START
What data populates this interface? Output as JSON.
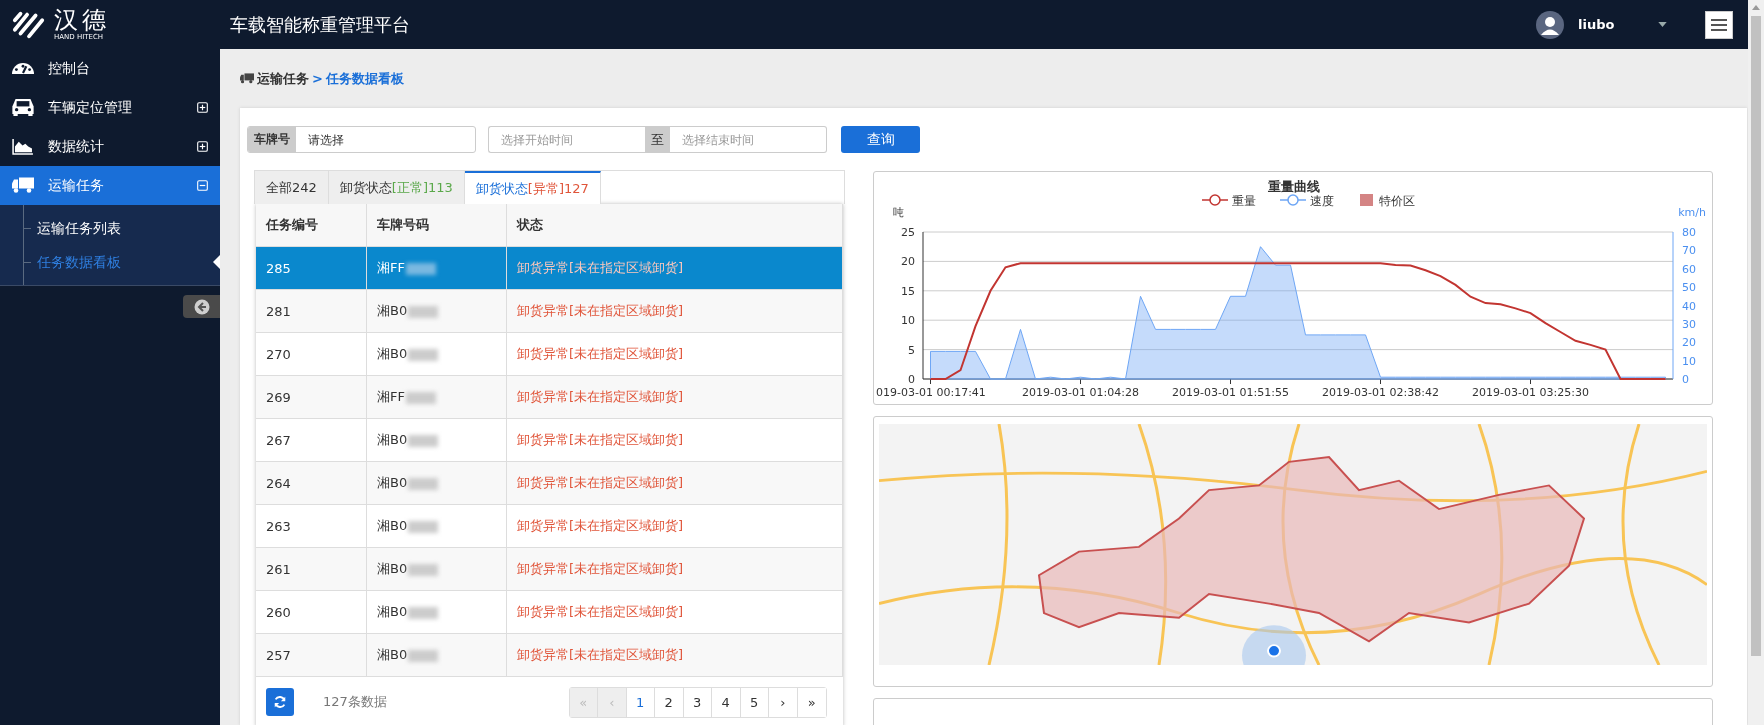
{
  "logo": {
    "name": "汉德",
    "subtitle": "HAND HITECH"
  },
  "header": {
    "title": "车载智能称重管理平台",
    "user": "liubo"
  },
  "sidebar": {
    "items": [
      {
        "label": "控制台",
        "kind": "gauge",
        "selected": false
      },
      {
        "label": "车辆定位管理",
        "kind": "car",
        "expanded": false,
        "selected": false
      },
      {
        "label": "数据统计",
        "kind": "chart",
        "expanded": false,
        "selected": false
      },
      {
        "label": "运输任务",
        "kind": "truck",
        "expanded": true,
        "selected": true,
        "children": [
          {
            "label": "运输任务列表",
            "selected": false
          },
          {
            "label": "任务数据看板",
            "selected": true
          }
        ]
      }
    ]
  },
  "breadcrumb": {
    "items": [
      "运输任务",
      "任务数据看板"
    ],
    "separator": ">"
  },
  "filters": {
    "plate_label": "车牌号",
    "plate_placeholder": "请选择",
    "start_placeholder": "选择开始时间",
    "range_separator": "至",
    "end_placeholder": "选择结束时间",
    "query_button": "查询"
  },
  "tabs": [
    {
      "label": "全部",
      "count": "242",
      "selected": false
    },
    {
      "label": "卸货状态",
      "status": "[正常]",
      "count": "113",
      "color": "#5aa84a",
      "selected": false
    },
    {
      "label": "卸货状态",
      "status": "[异常]",
      "count": "127",
      "color": "#e0553a",
      "selected": true
    }
  ],
  "table": {
    "columns": [
      "任务编号",
      "车牌号码",
      "状态"
    ],
    "rows": [
      {
        "id": "285",
        "plate": "湘FF",
        "status": "卸货异常[未在指定区域卸货]",
        "selected": true
      },
      {
        "id": "281",
        "plate": "湘B0",
        "status": "卸货异常[未在指定区域卸货]",
        "selected": false
      },
      {
        "id": "270",
        "plate": "湘B0",
        "status": "卸货异常[未在指定区域卸货]",
        "selected": false
      },
      {
        "id": "269",
        "plate": "湘FF",
        "status": "卸货异常[未在指定区域卸货]",
        "selected": false
      },
      {
        "id": "267",
        "plate": "湘B0",
        "status": "卸货异常[未在指定区域卸货]",
        "selected": false
      },
      {
        "id": "264",
        "plate": "湘B0",
        "status": "卸货异常[未在指定区域卸货]",
        "selected": false
      },
      {
        "id": "263",
        "plate": "湘B0",
        "status": "卸货异常[未在指定区域卸货]",
        "selected": false
      },
      {
        "id": "261",
        "plate": "湘B0",
        "status": "卸货异常[未在指定区域卸货]",
        "selected": false
      },
      {
        "id": "260",
        "plate": "湘B0",
        "status": "卸货异常[未在指定区域卸货]",
        "selected": false
      },
      {
        "id": "257",
        "plate": "湘B0",
        "status": "卸货异常[未在指定区域卸货]",
        "selected": false
      }
    ]
  },
  "pagination": {
    "total": "127条数据",
    "pages": [
      {
        "label": "«",
        "disabled": true,
        "selected": false
      },
      {
        "label": "‹",
        "disabled": true,
        "selected": false
      },
      {
        "label": "1",
        "disabled": false,
        "selected": true
      },
      {
        "label": "2",
        "disabled": false,
        "selected": false
      },
      {
        "label": "3",
        "disabled": false,
        "selected": false
      },
      {
        "label": "4",
        "disabled": false,
        "selected": false
      },
      {
        "label": "5",
        "disabled": false,
        "selected": false
      },
      {
        "label": "›",
        "disabled": false,
        "selected": false
      },
      {
        "label": "»",
        "disabled": false,
        "selected": false
      }
    ]
  },
  "chart": {
    "zone_legend": {
      "label": "特价区",
      "color": "#d48484"
    },
    "chart_data": {
      "type": "line",
      "title": "重量曲线",
      "ylabel": "吨",
      "y2label": "km/h",
      "categories": [
        "019-03-01 00:17:41",
        null,
        null,
        null,
        null,
        null,
        null,
        null,
        null,
        null,
        "2019-03-01 01:04:28",
        null,
        null,
        null,
        null,
        null,
        null,
        null,
        null,
        null,
        "2019-03-01 01:51:55",
        null,
        null,
        null,
        null,
        null,
        null,
        null,
        null,
        null,
        "2019-03-01 02:38:42",
        null,
        null,
        null,
        null,
        null,
        null,
        null,
        null,
        null,
        "2019-03-01 03:25:30",
        null,
        null,
        null,
        null,
        null,
        null,
        null,
        null,
        null
      ],
      "ylim": [
        0,
        25
      ],
      "y2lim": [
        0,
        80
      ],
      "grid": true,
      "legend": "top",
      "yticks": [
        0,
        5,
        10,
        15,
        20,
        25
      ],
      "y2ticks": [
        0,
        10,
        20,
        30,
        40,
        50,
        60,
        70,
        80
      ],
      "series": [
        {
          "name": "重量",
          "color": "#c23531",
          "values": [
            0,
            0,
            1.5,
            9,
            15,
            19,
            19.7,
            19.7,
            19.7,
            19.7,
            19.7,
            19.7,
            19.7,
            19.7,
            19.7,
            19.7,
            19.7,
            19.7,
            19.7,
            19.7,
            19.7,
            19.7,
            19.7,
            19.7,
            19.7,
            19.7,
            19.7,
            19.7,
            19.7,
            19.7,
            19.7,
            19.4,
            19.3,
            18.5,
            17.5,
            16,
            14,
            12.9,
            12.7,
            12,
            11.2,
            9.5,
            8,
            6.5,
            5.8,
            5,
            0,
            0,
            0,
            0
          ]
        },
        {
          "name": "速度",
          "color": "#6ea6f5",
          "axis": "y2",
          "type": "area",
          "values": [
            15,
            15,
            15,
            15,
            0,
            0,
            27,
            0,
            1,
            0,
            1,
            0,
            1,
            0,
            45,
            27,
            27,
            27,
            27,
            27,
            45,
            45,
            72,
            62,
            62,
            24,
            24,
            24,
            24,
            24,
            1,
            1,
            1,
            1,
            1,
            1,
            1,
            1,
            1,
            1,
            1,
            1,
            1,
            1,
            1,
            1,
            1,
            1,
            1,
            1
          ]
        }
      ]
    }
  }
}
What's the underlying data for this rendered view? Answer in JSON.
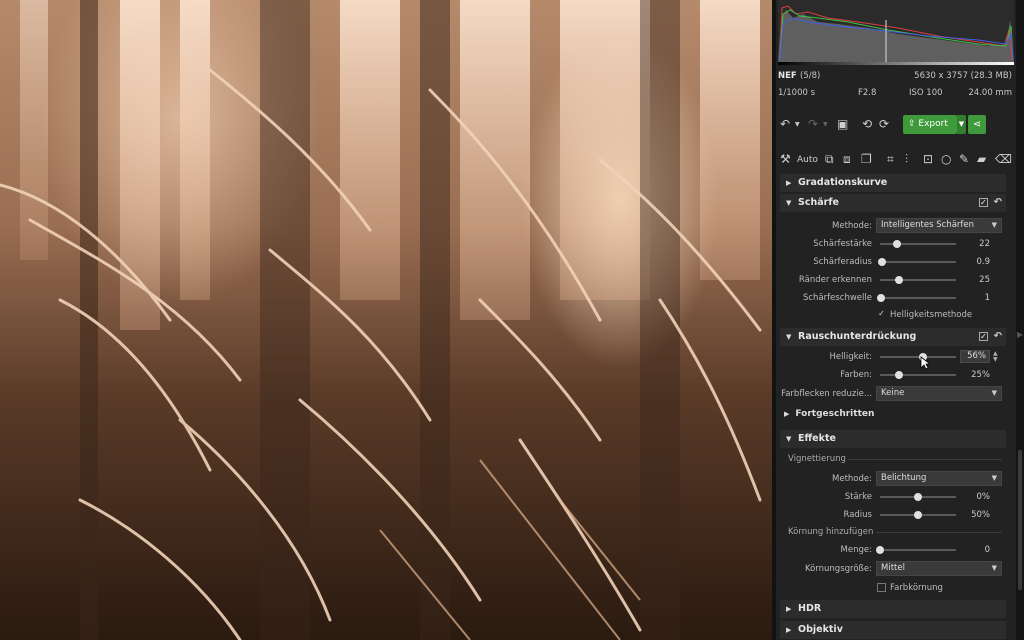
{
  "file_info": {
    "format": "NEF",
    "index": "(5/8)",
    "dimensions": "5630 x 3757 (28.3 MB)",
    "shutter": "1/1000 s",
    "aperture": "F2.8",
    "iso": "ISO 100",
    "focal_length": "24.00 mm"
  },
  "toolbar": {
    "export_label": "Export",
    "auto_label": "Auto"
  },
  "sections": {
    "gradation": "Gradationskurve",
    "sharpening": "Schärfe",
    "noise": "Rauschunterdrückung",
    "advanced": "Fortgeschritten",
    "effects": "Effekte",
    "hdr": "HDR",
    "lens": "Objektiv"
  },
  "sharpening": {
    "method_label": "Methode:",
    "method_value": "Intelligentes Schärfen",
    "strength_label": "Schärfestärke",
    "strength_value": "22",
    "strength_level": 0.22,
    "radius_label": "Schärferadius",
    "radius_value": "0.9",
    "radius_level": 0.02,
    "edges_label": "Ränder erkennen",
    "edges_value": "25",
    "edges_level": 0.25,
    "threshold_label": "Schärfeschwelle",
    "threshold_value": "1",
    "threshold_level": 0.01,
    "brightness_method_label": "Helligkeitsmethode",
    "brightness_method_checked": true
  },
  "noise": {
    "luminance_label": "Helligkeit:",
    "luminance_value": "56%",
    "luminance_level": 0.56,
    "color_label": "Farben:",
    "color_value": "25%",
    "color_level": 0.25,
    "spots_label": "Farbflecken reduzie...",
    "spots_value": "Keine"
  },
  "effects": {
    "vignette_group": "Vignettierung",
    "method_label": "Methode:",
    "method_value": "Belichtung",
    "strength_label": "Stärke",
    "strength_value": "0%",
    "strength_level": 0.5,
    "radius_label": "Radius",
    "radius_value": "50%",
    "radius_level": 0.5,
    "grain_group": "Körnung hinzufügen",
    "amount_label": "Menge:",
    "amount_value": "0",
    "amount_level": 0,
    "grain_size_label": "Körnungsgröße:",
    "grain_size_value": "Mittel",
    "color_grain_label": "Farbkörnung",
    "color_grain_checked": false
  },
  "colors": {
    "accent_green": "#3e9a3a",
    "panel_bg": "#222222",
    "section_bg": "#2c2c2c"
  }
}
END
◆ Exercise directions ◆
Show the lines that mention the word "this".

◆ Output of the task ◆
What data populates this interface? Output as JSON.
What's the underlying data for this rendered view? Answer in JSON.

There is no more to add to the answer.